Thus, the pivotal issue of our study is that we proved for the first time that in MINOCA patients, a simple measurement of blood glucose levels at hospital admission could impact both short- and long-term prognosis. Therefore, in the setting of AMI, the prognosis is strongly influenced by the gluco-metabolic status independently of the underlying coronary anatomy (Fig. 2). Interestingly enough, in the heterogeneous world of MINOCA, a quick and widely accessible parameter such as aHGL can accurately identify a group of “high-risk” patients who could probably benefit from a proper secondary prevention medical therapy.
Study limitations
Our results should be interpreted in light of some limitations. First of all, analyses were conducted on relatively small sample size, especially regarding the MINOCA cohort, even though all these patients were well characterized aiming to exclude other causes of acute myocardial injury. Secondly, aHGL levels may have been influenced by multiple factors such as last meal composition and timing and day versus night measurements. Moreover, in patients with suspected DM, no definite rule-out criteria were adopted, therefore some diabetes diagnoses may have been missed. However, it should be noted that not all patients admitted for AMI can undergo an oral glucose tolerance test, especially in the acute phase. Lastly, our follow-up data did not include laboratory information regarding the gluco-metabolic status.

(TASKS TO COMPLETE)
A - In the passage on blood glucose in MINOCA, what test is it noted that not all patients admitted for AMI can undergo, especially in the acute phase?
B - Print the passage on blood glucose in MINOCA from "Study limitations" to "the gluco-metabolic status.".

(Items listed in a dataset)
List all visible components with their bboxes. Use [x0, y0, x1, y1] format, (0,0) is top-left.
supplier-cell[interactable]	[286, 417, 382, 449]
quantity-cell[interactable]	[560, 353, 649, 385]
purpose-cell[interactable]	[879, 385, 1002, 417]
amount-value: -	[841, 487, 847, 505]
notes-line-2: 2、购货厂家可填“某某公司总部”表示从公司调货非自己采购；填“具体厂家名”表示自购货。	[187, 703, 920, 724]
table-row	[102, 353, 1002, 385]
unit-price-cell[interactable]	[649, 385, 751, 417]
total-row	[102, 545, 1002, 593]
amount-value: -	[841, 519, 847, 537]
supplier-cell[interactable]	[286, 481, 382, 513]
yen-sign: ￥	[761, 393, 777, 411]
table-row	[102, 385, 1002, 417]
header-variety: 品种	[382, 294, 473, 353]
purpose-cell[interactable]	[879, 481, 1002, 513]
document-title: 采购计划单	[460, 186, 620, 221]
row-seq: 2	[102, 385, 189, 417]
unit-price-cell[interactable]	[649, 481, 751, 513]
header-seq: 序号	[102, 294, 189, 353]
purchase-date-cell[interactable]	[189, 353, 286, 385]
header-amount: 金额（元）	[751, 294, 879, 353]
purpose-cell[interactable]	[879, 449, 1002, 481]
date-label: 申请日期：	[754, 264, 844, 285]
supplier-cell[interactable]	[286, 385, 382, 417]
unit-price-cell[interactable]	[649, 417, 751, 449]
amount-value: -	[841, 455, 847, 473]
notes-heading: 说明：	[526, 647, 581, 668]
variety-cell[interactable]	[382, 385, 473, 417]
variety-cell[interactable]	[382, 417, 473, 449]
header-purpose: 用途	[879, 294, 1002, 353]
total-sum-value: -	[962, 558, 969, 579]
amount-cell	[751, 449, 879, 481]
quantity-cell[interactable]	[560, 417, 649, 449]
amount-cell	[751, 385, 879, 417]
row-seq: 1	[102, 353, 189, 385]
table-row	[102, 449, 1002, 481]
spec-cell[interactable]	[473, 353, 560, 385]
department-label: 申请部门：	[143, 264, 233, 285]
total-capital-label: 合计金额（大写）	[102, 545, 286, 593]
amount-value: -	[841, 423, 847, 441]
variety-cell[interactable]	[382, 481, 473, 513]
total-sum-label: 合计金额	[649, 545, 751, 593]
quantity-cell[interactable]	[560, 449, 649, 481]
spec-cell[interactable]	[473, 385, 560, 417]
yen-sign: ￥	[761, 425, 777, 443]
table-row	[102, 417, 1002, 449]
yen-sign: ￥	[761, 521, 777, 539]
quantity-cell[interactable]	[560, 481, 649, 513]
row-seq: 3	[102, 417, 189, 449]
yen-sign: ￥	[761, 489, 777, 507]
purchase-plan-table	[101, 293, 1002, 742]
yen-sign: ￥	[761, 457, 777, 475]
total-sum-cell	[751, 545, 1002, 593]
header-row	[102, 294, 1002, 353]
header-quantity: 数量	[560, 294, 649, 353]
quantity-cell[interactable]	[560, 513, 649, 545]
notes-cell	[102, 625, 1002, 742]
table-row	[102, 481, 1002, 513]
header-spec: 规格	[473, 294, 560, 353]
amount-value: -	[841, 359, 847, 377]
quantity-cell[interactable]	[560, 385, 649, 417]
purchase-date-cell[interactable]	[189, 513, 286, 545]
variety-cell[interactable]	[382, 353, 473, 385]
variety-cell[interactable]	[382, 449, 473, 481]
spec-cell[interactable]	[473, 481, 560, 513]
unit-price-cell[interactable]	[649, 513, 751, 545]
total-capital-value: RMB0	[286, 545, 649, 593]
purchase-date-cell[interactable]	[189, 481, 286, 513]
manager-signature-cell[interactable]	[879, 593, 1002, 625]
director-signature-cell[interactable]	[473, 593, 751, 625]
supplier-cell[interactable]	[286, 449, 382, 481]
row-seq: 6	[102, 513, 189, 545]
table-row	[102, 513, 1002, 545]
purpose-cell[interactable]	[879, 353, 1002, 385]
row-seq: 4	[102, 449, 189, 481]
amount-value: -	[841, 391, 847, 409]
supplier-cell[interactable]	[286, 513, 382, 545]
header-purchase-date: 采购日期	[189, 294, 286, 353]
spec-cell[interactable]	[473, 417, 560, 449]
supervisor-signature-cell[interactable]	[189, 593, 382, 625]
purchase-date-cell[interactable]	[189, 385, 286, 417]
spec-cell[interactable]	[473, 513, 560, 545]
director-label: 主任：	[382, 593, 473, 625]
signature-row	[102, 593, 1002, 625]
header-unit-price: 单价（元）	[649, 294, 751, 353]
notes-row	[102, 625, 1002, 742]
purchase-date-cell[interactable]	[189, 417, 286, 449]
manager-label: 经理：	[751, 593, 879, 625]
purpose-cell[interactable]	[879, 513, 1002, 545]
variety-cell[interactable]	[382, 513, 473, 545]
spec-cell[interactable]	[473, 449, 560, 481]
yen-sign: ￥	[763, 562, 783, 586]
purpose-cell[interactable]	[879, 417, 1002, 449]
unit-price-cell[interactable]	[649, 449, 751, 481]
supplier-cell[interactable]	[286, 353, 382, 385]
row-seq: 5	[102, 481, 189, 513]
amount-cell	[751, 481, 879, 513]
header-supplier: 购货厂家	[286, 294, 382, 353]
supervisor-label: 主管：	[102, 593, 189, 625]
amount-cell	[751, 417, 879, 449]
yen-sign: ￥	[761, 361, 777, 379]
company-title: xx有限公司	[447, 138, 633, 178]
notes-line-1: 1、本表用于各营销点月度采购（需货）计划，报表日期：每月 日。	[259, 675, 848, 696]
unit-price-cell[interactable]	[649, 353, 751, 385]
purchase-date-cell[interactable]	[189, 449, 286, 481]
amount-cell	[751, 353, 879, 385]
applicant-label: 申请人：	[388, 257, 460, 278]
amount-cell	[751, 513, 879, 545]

(RESULTS)
A - An oral glucose tolerance test.

B -
Study limitations
Our results should be interpreted in light of some limitations. First of all, analyses were conducted on relatively small sample size, especially regarding the MINOCA cohort, even though all these patients were well characterized aiming to exclude other causes of acute myocardial injury. Secondly, aHGL levels may have been influenced by multiple factors such as last meal composition and timing and day versus night measurements. Moreover, in patients with suspected DM, no definite rule-out criteria were adopted, therefore some diabetes diagnoses may have been missed. However, it should be noted that not all patients admitted for AMI can undergo an oral glucose tolerance test, especially in the acute phase. Lastly, our follow-up data did not include laboratory information regarding the gluco-metabolic status.